=== Task directions ===
Return each line of the records holding the string "思路解析".
* * * * * * *
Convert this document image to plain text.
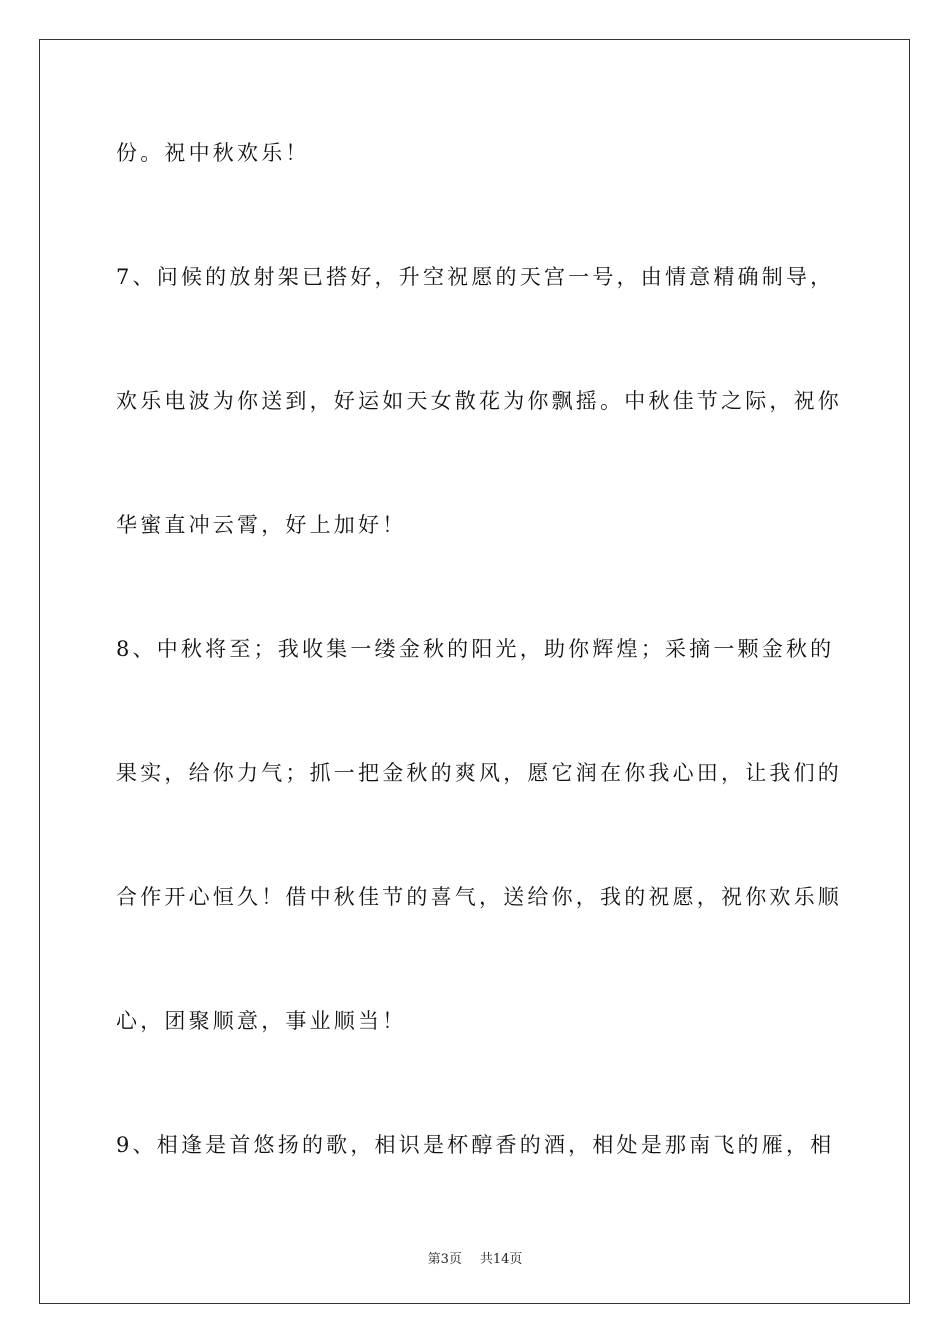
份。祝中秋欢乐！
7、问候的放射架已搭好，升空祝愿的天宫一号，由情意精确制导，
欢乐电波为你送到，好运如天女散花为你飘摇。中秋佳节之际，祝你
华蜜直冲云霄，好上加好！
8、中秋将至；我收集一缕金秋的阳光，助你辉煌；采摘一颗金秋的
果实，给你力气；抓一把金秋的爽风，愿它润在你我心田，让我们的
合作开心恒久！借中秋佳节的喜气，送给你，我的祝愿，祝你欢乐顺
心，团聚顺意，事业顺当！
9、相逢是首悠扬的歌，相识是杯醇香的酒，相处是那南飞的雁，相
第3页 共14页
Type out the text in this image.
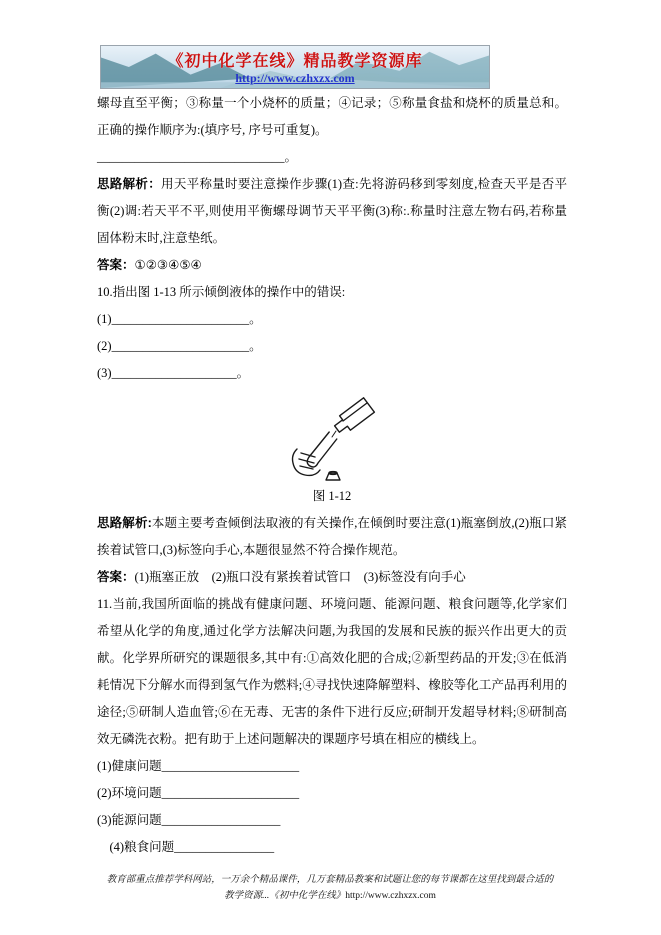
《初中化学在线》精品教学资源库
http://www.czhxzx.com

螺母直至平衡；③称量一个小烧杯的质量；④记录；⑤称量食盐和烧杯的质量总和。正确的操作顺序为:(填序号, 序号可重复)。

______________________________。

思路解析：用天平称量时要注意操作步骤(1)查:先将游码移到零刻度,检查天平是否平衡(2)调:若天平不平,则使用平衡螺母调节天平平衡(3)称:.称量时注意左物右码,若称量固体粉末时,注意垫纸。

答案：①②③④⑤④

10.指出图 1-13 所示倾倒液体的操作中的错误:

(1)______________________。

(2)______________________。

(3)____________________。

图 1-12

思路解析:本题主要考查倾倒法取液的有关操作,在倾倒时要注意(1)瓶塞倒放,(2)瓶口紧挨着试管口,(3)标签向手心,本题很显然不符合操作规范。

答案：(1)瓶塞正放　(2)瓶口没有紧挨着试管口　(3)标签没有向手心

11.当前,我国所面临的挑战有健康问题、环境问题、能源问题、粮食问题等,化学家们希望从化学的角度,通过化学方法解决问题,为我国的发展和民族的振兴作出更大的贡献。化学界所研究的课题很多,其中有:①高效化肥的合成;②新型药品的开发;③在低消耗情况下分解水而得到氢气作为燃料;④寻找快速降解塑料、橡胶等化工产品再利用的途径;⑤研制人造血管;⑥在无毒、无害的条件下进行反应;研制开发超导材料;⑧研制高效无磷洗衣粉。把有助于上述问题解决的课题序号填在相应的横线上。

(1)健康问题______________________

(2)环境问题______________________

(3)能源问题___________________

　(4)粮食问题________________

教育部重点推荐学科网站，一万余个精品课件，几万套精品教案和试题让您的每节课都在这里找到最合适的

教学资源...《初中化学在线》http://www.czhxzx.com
* * * * * * *
=== Written answer ===
思路解析：用天平称量时要注意操作步骤(1)查:先将游码移到零刻度,检查天平是否平衡(2)调:若天平不平,则使用平衡螺母调节天平平衡(3)称:.称量时注意左物右码,若称量固体粉末时,注意垫纸。
思路解析:本题主要考查倾倒法取液的有关操作,在倾倒时要注意(1)瓶塞倒放,(2)瓶口紧挨着试管口,(3)标签向手心,本题很显然不符合操作规范。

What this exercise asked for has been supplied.